▶ **EXERCISE AIM**:
Give the number of lines in the data that contain "射线衍射", and nothing more.

▶ **INFORMATION SUPPLIED**:
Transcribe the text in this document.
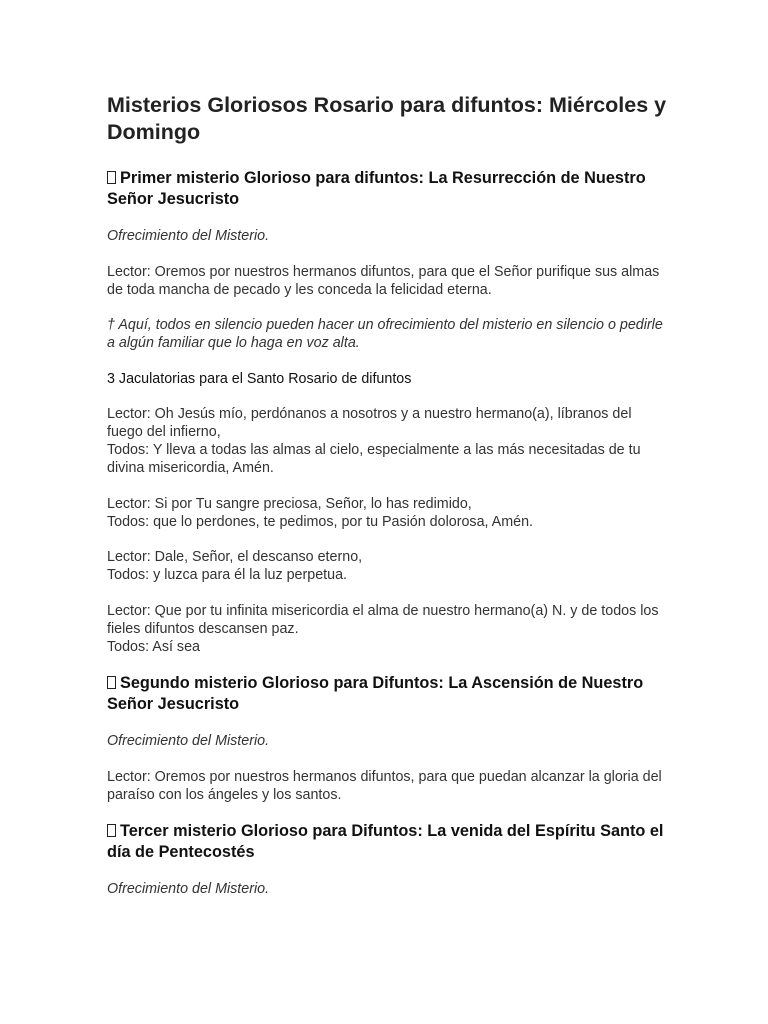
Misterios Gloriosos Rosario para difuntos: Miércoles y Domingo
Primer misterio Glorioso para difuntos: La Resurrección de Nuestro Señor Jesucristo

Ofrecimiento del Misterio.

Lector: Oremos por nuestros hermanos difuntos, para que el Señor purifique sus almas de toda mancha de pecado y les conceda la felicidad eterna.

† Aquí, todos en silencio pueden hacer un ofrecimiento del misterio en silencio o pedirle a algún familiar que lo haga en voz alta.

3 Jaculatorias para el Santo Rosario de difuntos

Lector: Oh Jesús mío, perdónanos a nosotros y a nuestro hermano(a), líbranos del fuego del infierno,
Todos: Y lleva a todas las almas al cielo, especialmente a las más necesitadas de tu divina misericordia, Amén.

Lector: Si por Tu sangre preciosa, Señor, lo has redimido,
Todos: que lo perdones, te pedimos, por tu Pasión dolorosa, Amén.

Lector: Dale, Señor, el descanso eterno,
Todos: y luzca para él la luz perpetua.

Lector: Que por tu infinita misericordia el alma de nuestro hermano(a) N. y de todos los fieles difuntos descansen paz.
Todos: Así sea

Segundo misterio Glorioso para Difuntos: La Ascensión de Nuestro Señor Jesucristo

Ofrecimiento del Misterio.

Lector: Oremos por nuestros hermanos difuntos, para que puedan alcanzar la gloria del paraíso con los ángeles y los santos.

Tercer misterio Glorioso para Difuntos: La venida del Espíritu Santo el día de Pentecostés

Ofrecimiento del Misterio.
==
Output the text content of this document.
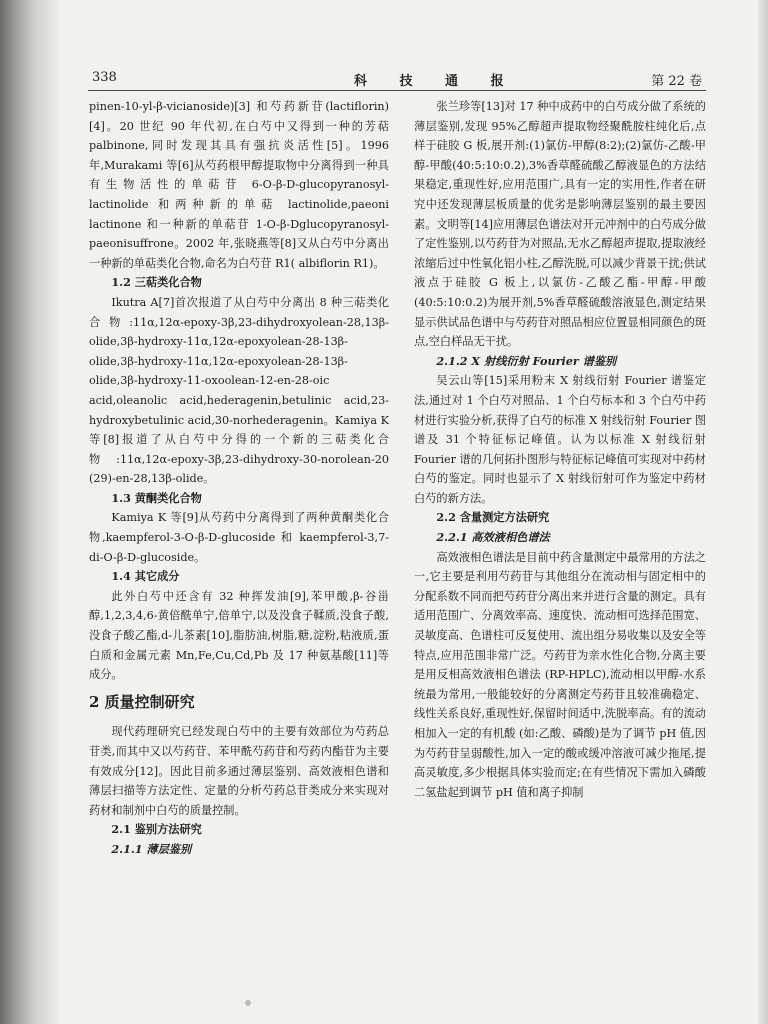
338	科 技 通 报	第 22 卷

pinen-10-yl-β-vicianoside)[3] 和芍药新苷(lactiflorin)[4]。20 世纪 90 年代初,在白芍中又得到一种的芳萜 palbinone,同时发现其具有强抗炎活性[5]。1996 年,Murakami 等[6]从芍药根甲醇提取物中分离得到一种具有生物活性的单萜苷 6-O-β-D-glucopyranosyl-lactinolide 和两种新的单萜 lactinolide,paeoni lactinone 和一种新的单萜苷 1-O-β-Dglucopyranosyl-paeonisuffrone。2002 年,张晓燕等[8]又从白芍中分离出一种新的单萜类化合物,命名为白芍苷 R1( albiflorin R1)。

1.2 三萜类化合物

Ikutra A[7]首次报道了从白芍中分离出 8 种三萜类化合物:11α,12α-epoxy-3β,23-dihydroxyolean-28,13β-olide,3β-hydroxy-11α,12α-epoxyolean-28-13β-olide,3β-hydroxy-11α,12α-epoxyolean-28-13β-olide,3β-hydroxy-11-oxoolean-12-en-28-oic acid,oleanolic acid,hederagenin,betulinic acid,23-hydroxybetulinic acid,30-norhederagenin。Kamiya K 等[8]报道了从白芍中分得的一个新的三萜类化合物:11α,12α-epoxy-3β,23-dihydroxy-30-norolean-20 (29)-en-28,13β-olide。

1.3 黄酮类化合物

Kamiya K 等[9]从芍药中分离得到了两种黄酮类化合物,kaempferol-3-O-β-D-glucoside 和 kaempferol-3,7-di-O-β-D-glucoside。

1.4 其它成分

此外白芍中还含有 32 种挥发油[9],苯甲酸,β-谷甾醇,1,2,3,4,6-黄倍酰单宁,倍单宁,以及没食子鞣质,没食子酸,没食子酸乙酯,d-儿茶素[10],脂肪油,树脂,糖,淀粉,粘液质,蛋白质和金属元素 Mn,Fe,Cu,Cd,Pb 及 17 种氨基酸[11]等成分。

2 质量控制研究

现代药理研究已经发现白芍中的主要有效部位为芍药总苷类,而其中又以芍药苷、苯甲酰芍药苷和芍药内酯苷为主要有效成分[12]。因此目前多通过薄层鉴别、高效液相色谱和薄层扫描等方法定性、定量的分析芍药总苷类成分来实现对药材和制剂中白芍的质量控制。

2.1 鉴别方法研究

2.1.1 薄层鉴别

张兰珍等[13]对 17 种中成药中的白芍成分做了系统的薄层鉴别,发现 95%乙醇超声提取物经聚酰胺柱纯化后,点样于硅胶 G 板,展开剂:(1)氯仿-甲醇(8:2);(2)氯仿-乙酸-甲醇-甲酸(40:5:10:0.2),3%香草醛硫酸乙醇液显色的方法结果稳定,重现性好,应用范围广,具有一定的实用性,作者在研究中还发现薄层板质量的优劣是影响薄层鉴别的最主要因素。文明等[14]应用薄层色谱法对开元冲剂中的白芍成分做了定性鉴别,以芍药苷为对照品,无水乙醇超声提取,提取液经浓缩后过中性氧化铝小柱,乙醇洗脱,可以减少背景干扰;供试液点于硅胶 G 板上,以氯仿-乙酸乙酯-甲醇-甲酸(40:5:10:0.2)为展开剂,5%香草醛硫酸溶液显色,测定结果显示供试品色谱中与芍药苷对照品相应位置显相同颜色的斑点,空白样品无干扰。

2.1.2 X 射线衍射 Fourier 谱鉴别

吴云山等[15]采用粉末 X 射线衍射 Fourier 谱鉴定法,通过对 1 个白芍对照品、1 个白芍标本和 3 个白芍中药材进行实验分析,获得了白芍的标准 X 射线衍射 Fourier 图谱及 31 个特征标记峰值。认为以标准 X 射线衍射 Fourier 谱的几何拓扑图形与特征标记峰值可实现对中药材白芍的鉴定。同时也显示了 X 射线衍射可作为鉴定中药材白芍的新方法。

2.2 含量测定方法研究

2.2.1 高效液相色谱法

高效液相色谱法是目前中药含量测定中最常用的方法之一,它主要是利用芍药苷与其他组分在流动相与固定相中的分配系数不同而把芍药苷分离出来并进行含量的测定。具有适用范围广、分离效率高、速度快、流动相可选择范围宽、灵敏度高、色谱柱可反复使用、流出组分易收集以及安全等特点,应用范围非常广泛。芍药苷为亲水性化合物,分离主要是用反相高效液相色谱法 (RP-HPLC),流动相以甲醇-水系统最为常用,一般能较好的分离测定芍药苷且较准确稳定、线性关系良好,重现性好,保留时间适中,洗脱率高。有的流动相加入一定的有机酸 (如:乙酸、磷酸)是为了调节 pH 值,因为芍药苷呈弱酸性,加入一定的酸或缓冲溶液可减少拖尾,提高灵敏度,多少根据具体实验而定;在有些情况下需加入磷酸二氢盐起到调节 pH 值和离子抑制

▶ **EXERCISE RESULT**:
2